Copy every line of the records below where the word "либо" occurs.

-*-

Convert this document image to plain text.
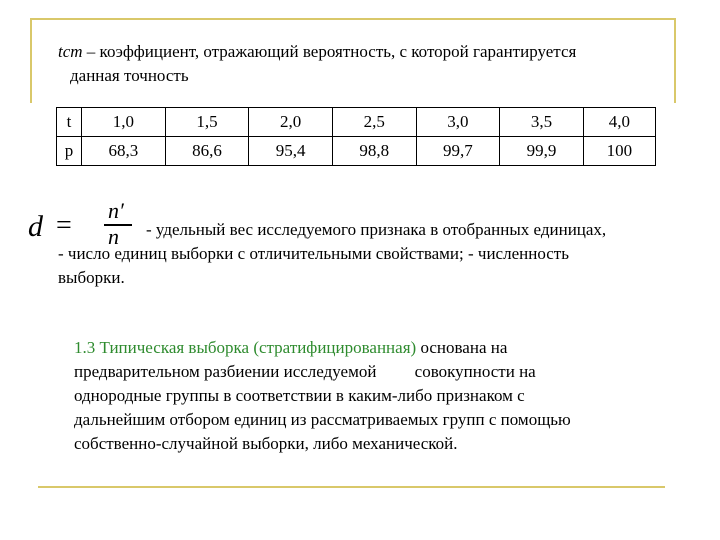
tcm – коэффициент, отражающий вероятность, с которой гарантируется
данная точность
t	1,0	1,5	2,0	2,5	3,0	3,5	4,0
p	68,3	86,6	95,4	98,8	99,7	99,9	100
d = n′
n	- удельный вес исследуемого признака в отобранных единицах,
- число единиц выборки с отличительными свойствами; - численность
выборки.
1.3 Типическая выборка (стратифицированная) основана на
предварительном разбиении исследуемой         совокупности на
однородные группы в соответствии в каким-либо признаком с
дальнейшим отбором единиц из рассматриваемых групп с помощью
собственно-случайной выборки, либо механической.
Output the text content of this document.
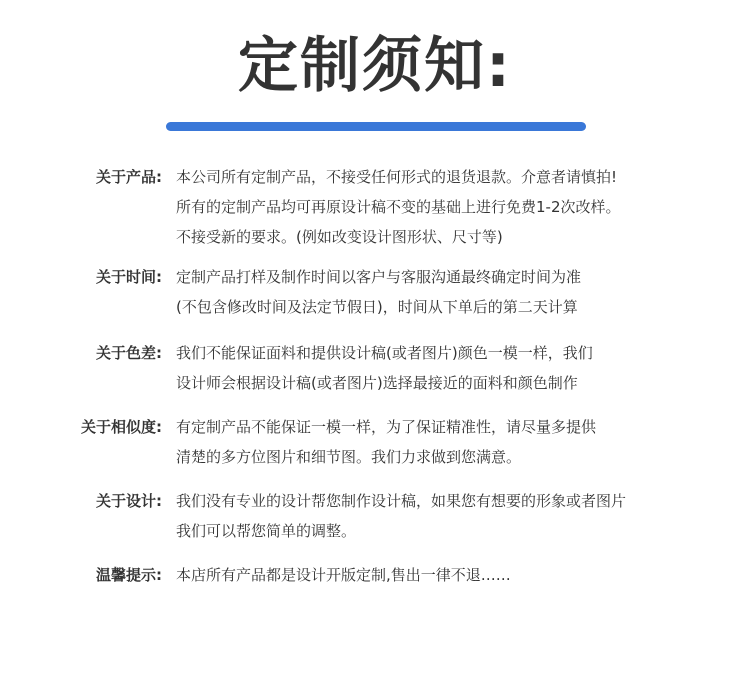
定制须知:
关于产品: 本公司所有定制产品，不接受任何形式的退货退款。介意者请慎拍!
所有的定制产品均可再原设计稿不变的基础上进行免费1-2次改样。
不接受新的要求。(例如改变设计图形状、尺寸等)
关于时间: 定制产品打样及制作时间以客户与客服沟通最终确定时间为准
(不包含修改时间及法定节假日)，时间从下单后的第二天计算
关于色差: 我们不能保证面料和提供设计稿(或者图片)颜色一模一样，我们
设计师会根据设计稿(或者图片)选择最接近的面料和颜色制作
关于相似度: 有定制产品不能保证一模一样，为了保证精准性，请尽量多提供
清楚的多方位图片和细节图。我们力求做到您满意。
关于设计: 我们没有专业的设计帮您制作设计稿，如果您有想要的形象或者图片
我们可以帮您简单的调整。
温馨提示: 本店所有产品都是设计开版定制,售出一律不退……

-*-

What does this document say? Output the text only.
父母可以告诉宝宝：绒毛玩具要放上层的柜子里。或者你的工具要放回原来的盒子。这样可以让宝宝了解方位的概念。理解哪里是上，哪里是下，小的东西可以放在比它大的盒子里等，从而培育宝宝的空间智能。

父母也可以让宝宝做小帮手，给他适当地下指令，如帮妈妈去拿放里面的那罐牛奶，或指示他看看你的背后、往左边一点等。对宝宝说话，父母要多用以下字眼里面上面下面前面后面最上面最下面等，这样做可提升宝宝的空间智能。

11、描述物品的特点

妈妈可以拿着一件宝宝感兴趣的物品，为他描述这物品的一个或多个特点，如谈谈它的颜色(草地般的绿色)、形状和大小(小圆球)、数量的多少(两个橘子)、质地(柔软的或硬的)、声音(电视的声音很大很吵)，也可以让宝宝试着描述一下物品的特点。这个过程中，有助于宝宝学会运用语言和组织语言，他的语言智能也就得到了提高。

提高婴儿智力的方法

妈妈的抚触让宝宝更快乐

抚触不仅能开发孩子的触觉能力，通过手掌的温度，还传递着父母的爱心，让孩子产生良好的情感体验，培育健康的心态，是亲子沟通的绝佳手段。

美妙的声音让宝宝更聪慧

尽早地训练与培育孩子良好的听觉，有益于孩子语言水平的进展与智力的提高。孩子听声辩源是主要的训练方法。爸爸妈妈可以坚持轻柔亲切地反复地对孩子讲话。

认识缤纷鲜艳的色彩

-*-

### TASK OUTPUT
однородные группы в соответствии в каким-либо признаком с
собственно-случайной выборки, либо механической.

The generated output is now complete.